Description of the task: In the records below, find each line containing the word "Power" and copy it.

Material:

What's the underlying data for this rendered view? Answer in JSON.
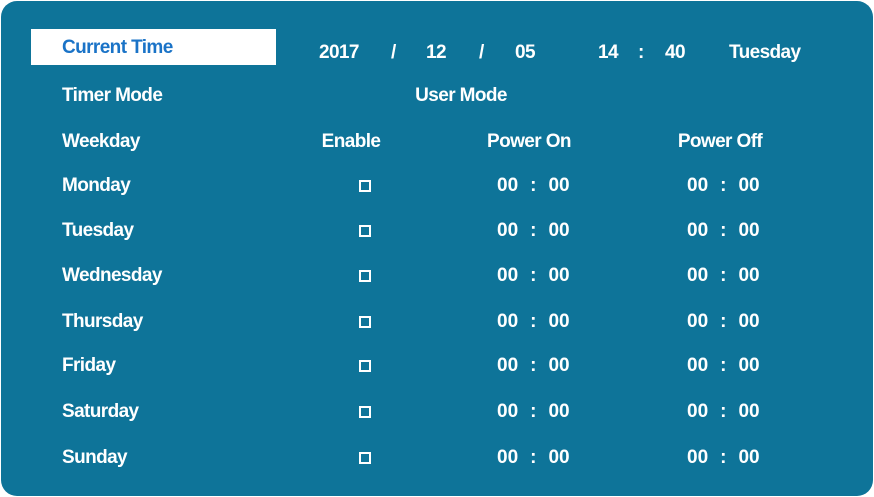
{
  "current_time": {
    "label": "Current Time",
    "year": "2017",
    "sep1": "/",
    "month": "12",
    "sep2": "/",
    "day": "05",
    "hour": "14",
    "colon": ":",
    "minute": "40",
    "weekday": "Tuesday"
  },
  "timer_mode": {
    "label": "Timer Mode",
    "value": "User Mode"
  },
  "headers": {
    "weekday": "Weekday",
    "enable": "Enable",
    "power_on": "Power On",
    "power_off": "Power Off"
  },
  "rows": [
    {
      "day": "Monday",
      "enabled": false,
      "on_h": "00",
      "on_m": "00",
      "off_h": "00",
      "off_m": "00"
    },
    {
      "day": "Tuesday",
      "enabled": false,
      "on_h": "00",
      "on_m": "00",
      "off_h": "00",
      "off_m": "00"
    },
    {
      "day": "Wednesday",
      "enabled": false,
      "on_h": "00",
      "on_m": "00",
      "off_h": "00",
      "off_m": "00"
    },
    {
      "day": "Thursday",
      "enabled": false,
      "on_h": "00",
      "on_m": "00",
      "off_h": "00",
      "off_m": "00"
    },
    {
      "day": "Friday",
      "enabled": false,
      "on_h": "00",
      "on_m": "00",
      "off_h": "00",
      "off_m": "00"
    },
    {
      "day": "Saturday",
      "enabled": false,
      "on_h": "00",
      "on_m": "00",
      "off_h": "00",
      "off_m": "00"
    },
    {
      "day": "Sunday",
      "enabled": false,
      "on_h": "00",
      "on_m": "00",
      "off_h": "00",
      "off_m": "00"
    }
  ],
  "time_sep": ":",
  "colors": {
    "panel": "#0e7499",
    "text": "#ffffff",
    "selected_text": "#1a73c7"
  }
}
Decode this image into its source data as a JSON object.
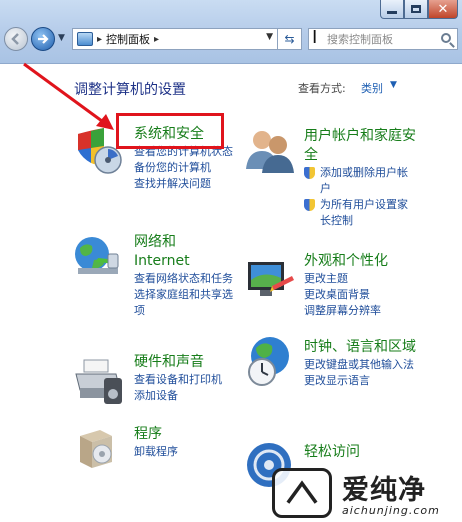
{
  "window": {
    "controls": [
      "minimize-icon",
      "maximize-icon",
      "close-icon"
    ],
    "close_glyph": "✕"
  },
  "toolbar": {
    "address": {
      "crumb": "控制面板",
      "separator": "▸"
    },
    "search": {
      "placeholder": "搜索控制面板"
    }
  },
  "header": {
    "title": "调整计算机的设置",
    "view_by_label": "查看方式:",
    "view_by_value": "类别"
  },
  "categories": [
    {
      "title": "系统和安全",
      "links": [
        "查看您的计算机状态",
        "备份您的计算机",
        "查找并解决问题"
      ]
    },
    {
      "title": "网络和 Internet",
      "links": [
        "查看网络状态和任务",
        "选择家庭组和共享选项"
      ]
    },
    {
      "title": "硬件和声音",
      "links": [
        "查看设备和打印机",
        "添加设备"
      ]
    },
    {
      "title": "程序",
      "links": [
        "卸载程序"
      ]
    },
    {
      "title": "用户帐户和家庭安全",
      "links": [
        "添加或删除用户帐户",
        "为所有用户设置家长控制"
      ]
    },
    {
      "title": "外观和个性化",
      "links": [
        "更改主题",
        "更改桌面背景",
        "调整屏幕分辨率"
      ]
    },
    {
      "title": "时钟、语言和区域",
      "links": [
        "更改键盘或其他输入法",
        "更改显示语言"
      ]
    },
    {
      "title": "轻松访问",
      "links": []
    }
  ],
  "annotation": {
    "color": "#e0141c"
  },
  "watermark": {
    "text": "爱纯净",
    "url": "aichunjing.com"
  },
  "colors": {
    "category": "#177d1a",
    "link": "#1f4d9a",
    "title": "#1e3287"
  }
}
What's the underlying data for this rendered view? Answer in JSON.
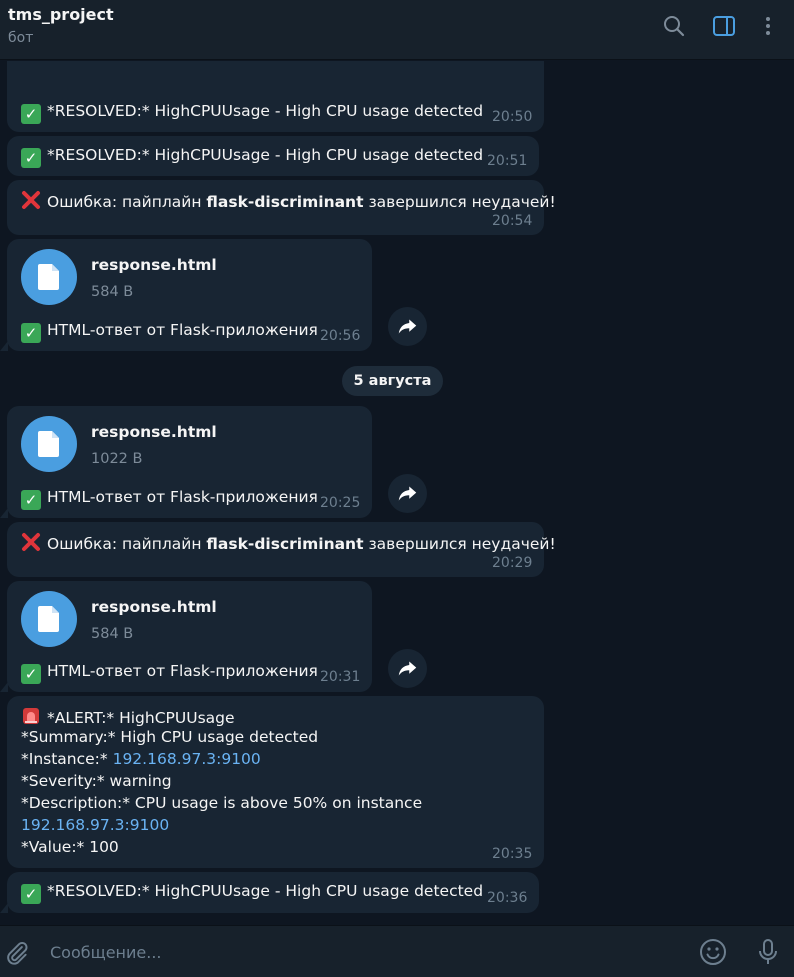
{
  "header": {
    "title": "tms_project",
    "subtitle": "бот"
  },
  "messages": {
    "m1": {
      "text": "*RESOLVED:* HighCPUUsage - High CPU usage detected",
      "time": "20:50"
    },
    "m2": {
      "text": "*RESOLVED:* HighCPUUsage - High CPU usage detected",
      "time": "20:51"
    },
    "m3": {
      "pre": "Ошибка: пайплайн ",
      "bold": "flask-discriminant",
      "post": " завершился неудачей!",
      "time": "20:54"
    },
    "m4": {
      "file_name": "response.html",
      "file_size": "584 B",
      "caption": "HTML-ответ от Flask-приложения",
      "time": "20:56"
    },
    "m5": {
      "file_name": "response.html",
      "file_size": "1022 B",
      "caption": "HTML-ответ от Flask-приложения",
      "time": "20:25"
    },
    "m6": {
      "pre": "Ошибка: пайплайн ",
      "bold": "flask-discriminant",
      "post": " завершился неудачей!",
      "time": "20:29"
    },
    "m7": {
      "file_name": "response.html",
      "file_size": "584 B",
      "caption": "HTML-ответ от Flask-приложения",
      "time": "20:31"
    },
    "m8": {
      "line1": "*ALERT:* HighCPUUsage",
      "line2": "*Summary:* High CPU usage detected",
      "line3_label": "*Instance:* ",
      "line3_link": "192.168.97.3:9100",
      "line4": "*Severity:* warning",
      "line5": "*Description:* CPU usage is above 50% on instance",
      "line6_link": "192.168.97.3:9100",
      "line7": "*Value:* 100",
      "time": "20:35"
    },
    "m9": {
      "text": "*RESOLVED:* HighCPUUsage - High CPU usage detected",
      "time": "20:36"
    }
  },
  "date_separator": "5 августа",
  "composer": {
    "placeholder": "Сообщение..."
  },
  "icons": {
    "search": "search-icon",
    "sidebar": "sidebar-toggle-icon",
    "more": "more-vertical-icon",
    "attach": "paperclip-icon",
    "emoji": "emoji-icon",
    "mic": "microphone-icon",
    "file": "file-icon",
    "share": "share-icon",
    "check": "check-mark-emoji",
    "cross": "cross-mark-emoji",
    "siren": "siren-emoji"
  },
  "colors": {
    "background": "#0e1621",
    "bubble": "#182533",
    "header": "#17212b",
    "accent": "#4a9ee0",
    "link": "#6ab3f3"
  }
}
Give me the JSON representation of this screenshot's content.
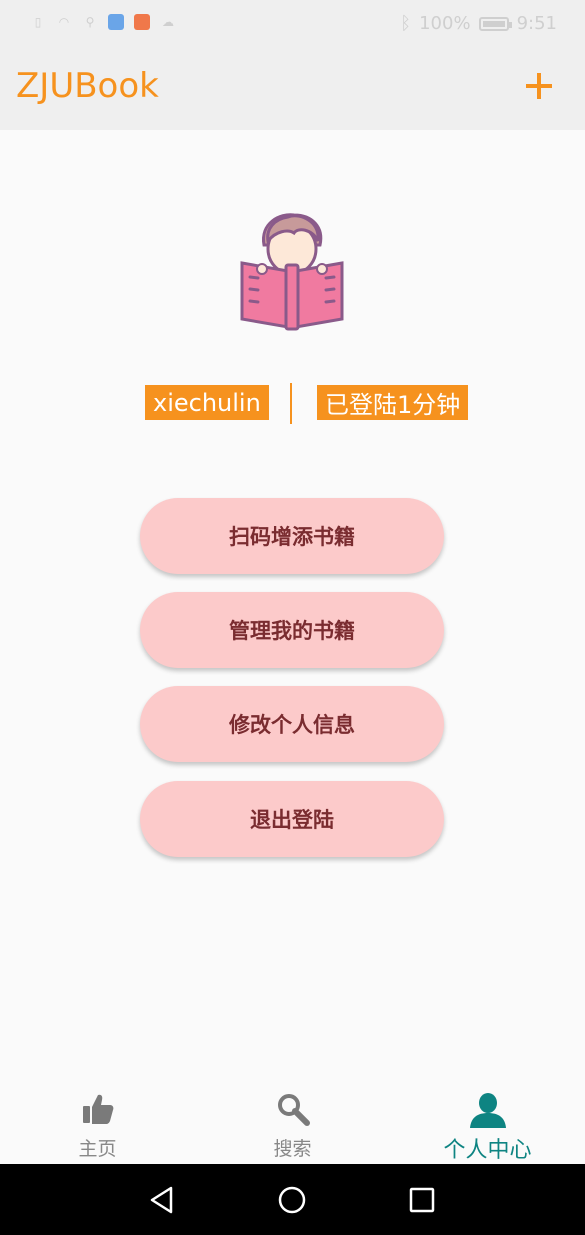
{
  "status_bar": {
    "battery": "100%",
    "time": "9:51"
  },
  "app_bar": {
    "title": "ZJUBook",
    "add_icon": "plus-icon"
  },
  "profile": {
    "username": "xiechulin",
    "login_status": "已登陆1分钟"
  },
  "menu": {
    "items": [
      {
        "label": "扫码增添书籍"
      },
      {
        "label": "管理我的书籍"
      },
      {
        "label": "修改个人信息"
      },
      {
        "label": "退出登陆"
      }
    ]
  },
  "bottom_nav": {
    "items": [
      {
        "label": "主页",
        "icon": "thumbs-up-icon"
      },
      {
        "label": "搜索",
        "icon": "search-icon"
      },
      {
        "label": "个人中心",
        "icon": "person-icon"
      }
    ],
    "active_index": 2
  },
  "colors": {
    "accent": "#f6921e",
    "button_bg": "#fccaca",
    "button_text": "#7a2c30",
    "active_nav": "#0e8482"
  }
}
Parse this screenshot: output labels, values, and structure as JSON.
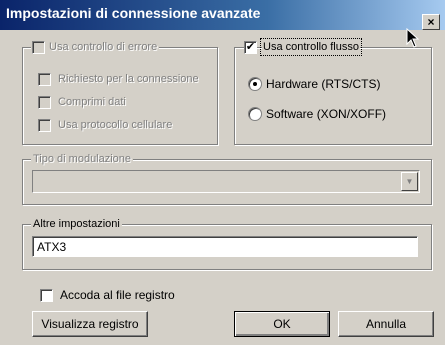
{
  "window": {
    "title": "Impostazioni di connessione avanzate",
    "close_label": "×"
  },
  "error_control": {
    "label": "Usa controllo di errore",
    "checked": false,
    "enabled": false,
    "options": [
      {
        "label": "Richiesto per la connessione",
        "checked": false
      },
      {
        "label": "Comprimi dati",
        "checked": false
      },
      {
        "label": "Usa protocollo cellulare",
        "checked": false
      }
    ]
  },
  "flow_control": {
    "label": "Usa controllo flusso",
    "checked": true,
    "options": [
      {
        "label": "Hardware (RTS/CTS)",
        "selected": true
      },
      {
        "label": "Software (XON/XOFF)",
        "selected": false
      }
    ]
  },
  "modulation": {
    "label": "Tipo di modulazione",
    "value": "",
    "enabled": false
  },
  "extra": {
    "label": "Altre impostazioni",
    "value": "ATX3"
  },
  "log": {
    "label": "Accoda al file registro",
    "checked": false
  },
  "buttons": {
    "view_log": "Visualizza registro",
    "ok": "OK",
    "cancel": "Annulla"
  }
}
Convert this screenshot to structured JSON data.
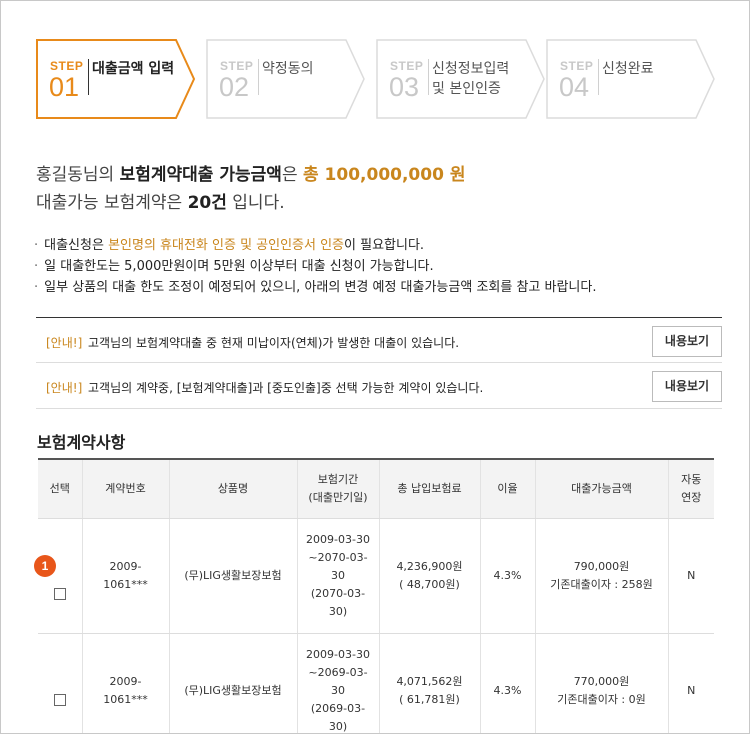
{
  "steps": [
    {
      "label": "STEP",
      "num": "01",
      "title": "대출금액 입력",
      "active": true
    },
    {
      "label": "STEP",
      "num": "02",
      "title": "약정동의",
      "active": false
    },
    {
      "label": "STEP",
      "num": "03",
      "title": "신청정보입력\n및 본인인증",
      "active": false
    },
    {
      "label": "STEP",
      "num": "04",
      "title": "신청완료",
      "active": false
    }
  ],
  "summary": {
    "name": "홍길동님의 ",
    "bold1": "보험계약대출 가능금액",
    "mid": "은 ",
    "amount": "총 100,000,000 원",
    "line2_pre": "대출가능 보험계약은 ",
    "count": "20건",
    "line2_post": " 입니다."
  },
  "bullets": {
    "b1_pre": "대출신청은 ",
    "b1_hl": "본인명의 휴대전화 인증 및 공인인증서 인증",
    "b1_post": "이 필요합니다.",
    "b2": "일 대출한도는 5,000만원이며 5만원 이상부터 대출 신청이 가능합니다.",
    "b3": "일부 상품의 대출 한도 조정이 예정되어 있으니, 아래의 변경 예정 대출가능금액 조회를 참고 바랍니다."
  },
  "notices": [
    {
      "tag": "[안내!]",
      "msg": "고객님의 보험계약대출 중 현재 미납이자(연체)가 발생한 대출이 있습니다.",
      "button": "내용보기"
    },
    {
      "tag": "[안내!]",
      "msg": "고객님의 계약중, [보험계약대출]과 [중도인출]중 선택 가능한 계약이 있습니다.",
      "button": "내용보기"
    }
  ],
  "section_title": "보험계약사항",
  "table": {
    "headers": [
      "선택",
      "계약번호",
      "상품명",
      "보험기간\n(대출만기일)",
      "총 납입보험료",
      "이율",
      "대출가능금액",
      "자동\n연장"
    ],
    "rows": [
      {
        "contract": "2009-\n1061***",
        "product": "(무)LIG생활보장보험",
        "period": "2009-03-30\n~2070-03-\n30\n(2070-03-\n30)",
        "premium": "4,236,900원\n( 48,700원)",
        "rate": "4.3%",
        "loan": "790,000원\n기존대출이자 : 258원",
        "auto": "N"
      },
      {
        "contract": "2009-\n1061***",
        "product": "(무)LIG생활보장보험",
        "period": "2009-03-30\n~2069-03-\n30\n(2069-03-\n30)",
        "premium": "4,071,562원\n( 61,781원)",
        "rate": "4.3%",
        "loan": "770,000원\n기존대출이자 : 0원",
        "auto": "N"
      }
    ]
  },
  "marker": "1",
  "colors": {
    "accent": "#e88a1a",
    "highlight": "#c9861d",
    "marker": "#e8561a"
  }
}
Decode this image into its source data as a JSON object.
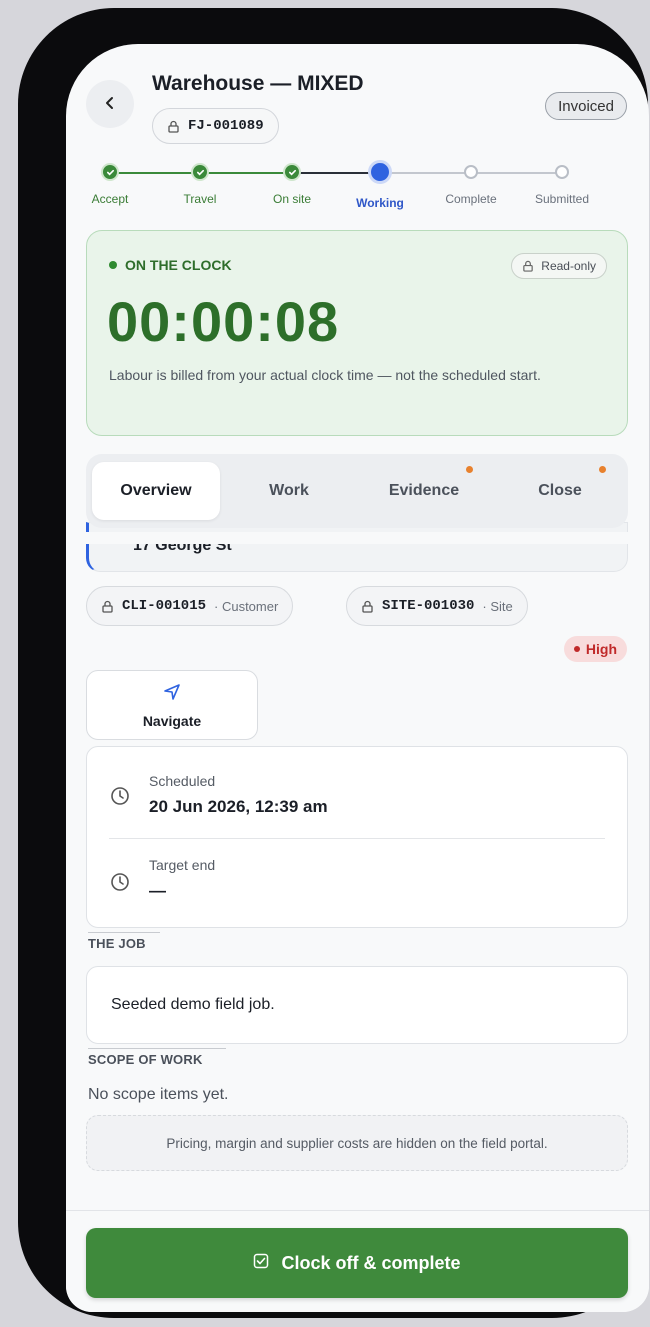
{
  "header": {
    "back_icon": "chevron-left-icon",
    "title": "Warehouse — MIXED",
    "job_ref": "FJ-001089",
    "status_badge": "Invoiced"
  },
  "stepper": {
    "steps": [
      {
        "label": "Accept",
        "state": "done"
      },
      {
        "label": "Travel",
        "state": "done"
      },
      {
        "label": "On site",
        "state": "done"
      },
      {
        "label": "Working",
        "state": "current"
      },
      {
        "label": "Complete",
        "state": "todo"
      },
      {
        "label": "Submitted",
        "state": "todo"
      }
    ]
  },
  "clock": {
    "status": "ON THE CLOCK",
    "readonly_label": "Read-only",
    "timer": "00:00:08",
    "note": "Labour is billed from your actual clock time — not the scheduled start."
  },
  "tabs": [
    {
      "label": "Overview",
      "active": true,
      "has_dot": false
    },
    {
      "label": "Work",
      "active": false,
      "has_dot": false
    },
    {
      "label": "Evidence",
      "active": false,
      "has_dot": true
    },
    {
      "label": "Close",
      "active": false,
      "has_dot": true
    }
  ],
  "overview": {
    "address_partial": "17 George St",
    "customer_ref": "CLI-001015",
    "customer_kind": "· Customer",
    "site_ref": "SITE-001030",
    "site_kind": "· Site",
    "priority": "High",
    "navigate_label": "Navigate",
    "scheduled_label": "Scheduled",
    "scheduled_value": "20 Jun 2026, 12:39 am",
    "target_end_label": "Target end",
    "target_end_value": "—",
    "the_job_heading": "THE JOB",
    "job_description": "Seeded demo field job.",
    "scope_heading": "SCOPE OF WORK",
    "scope_empty": "No scope items yet.",
    "pricing_note": "Pricing, margin and supplier costs are hidden on the field portal."
  },
  "action": {
    "cta_label": "Clock off & complete",
    "cta_icon": "checkbox-icon"
  },
  "colors": {
    "accent_green": "#3f8a3c",
    "current_step_blue": "#2f63e0",
    "priority_red": "#c02a2a",
    "tab_dot_orange": "#e8812e"
  }
}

Answer to the exercise:
    "power_on": "Power On",
    "power_off": "Power Off"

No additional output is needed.